__Task prompt__. Scan the material below for the string "subtitle", and copy every line where it shows up.

__Provided entries__.
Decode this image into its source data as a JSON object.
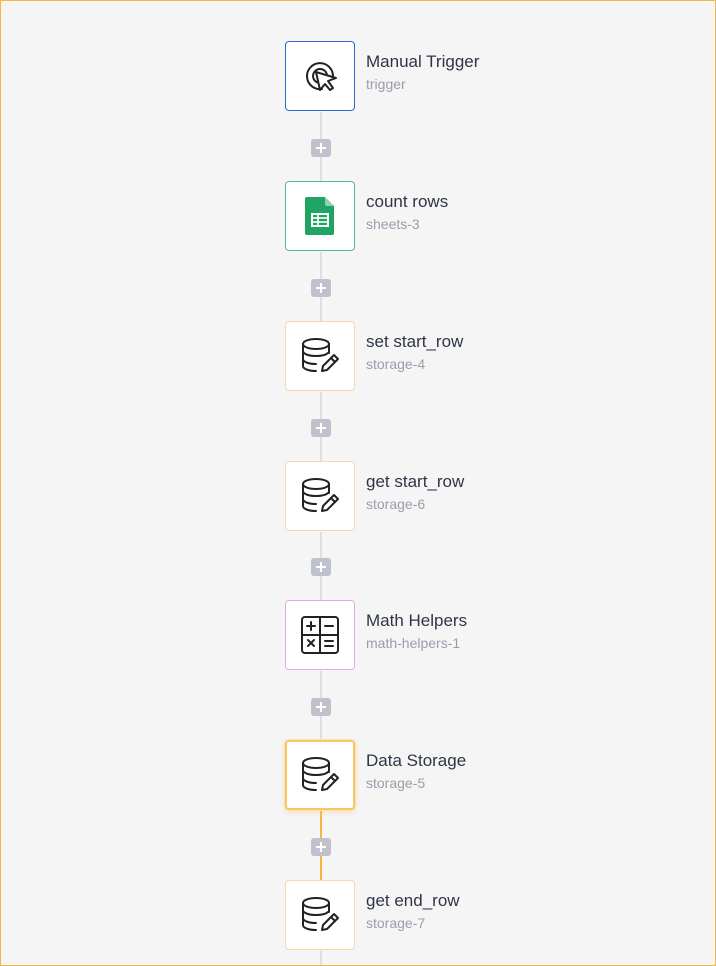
{
  "workflow": {
    "nodes": [
      {
        "title": "Manual Trigger",
        "subtitle": "trigger",
        "kind": "trigger",
        "icon": "cursor-click-icon",
        "border_color": "#2b6cd6"
      },
      {
        "title": "count rows",
        "subtitle": "sheets-3",
        "kind": "sheets",
        "icon": "google-sheets-icon",
        "border_color": "#4cc08a"
      },
      {
        "title": "set start_row",
        "subtitle": "storage-4",
        "kind": "storage",
        "icon": "database-edit-icon",
        "border_color": "#f9d8a6"
      },
      {
        "title": "get start_row",
        "subtitle": "storage-6",
        "kind": "storage",
        "icon": "database-edit-icon",
        "border_color": "#f9d8a6"
      },
      {
        "title": "Math Helpers",
        "subtitle": "math-helpers-1",
        "kind": "math",
        "icon": "calculator-icon",
        "border_color": "#e9a7ea"
      },
      {
        "title": "Data Storage",
        "subtitle": "storage-5",
        "kind": "storage",
        "icon": "database-edit-icon",
        "border_color": "#f9c56a",
        "selected": true
      },
      {
        "title": "get end_row",
        "subtitle": "storage-7",
        "kind": "storage",
        "icon": "database-edit-icon",
        "border_color": "#f9d8a6"
      }
    ],
    "colors": {
      "canvas_border": "#f6b741",
      "connector": "#dedee3",
      "active_connector": "#f6b741",
      "add_button": "#bfc1cc"
    }
  }
}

__Reply__.
        "subtitle": "trigger",
        "subtitle": "sheets-3",
        "subtitle": "storage-4",
        "subtitle": "storage-6",
        "subtitle": "math-helpers-1",
        "subtitle": "storage-5",
        "subtitle": "storage-7",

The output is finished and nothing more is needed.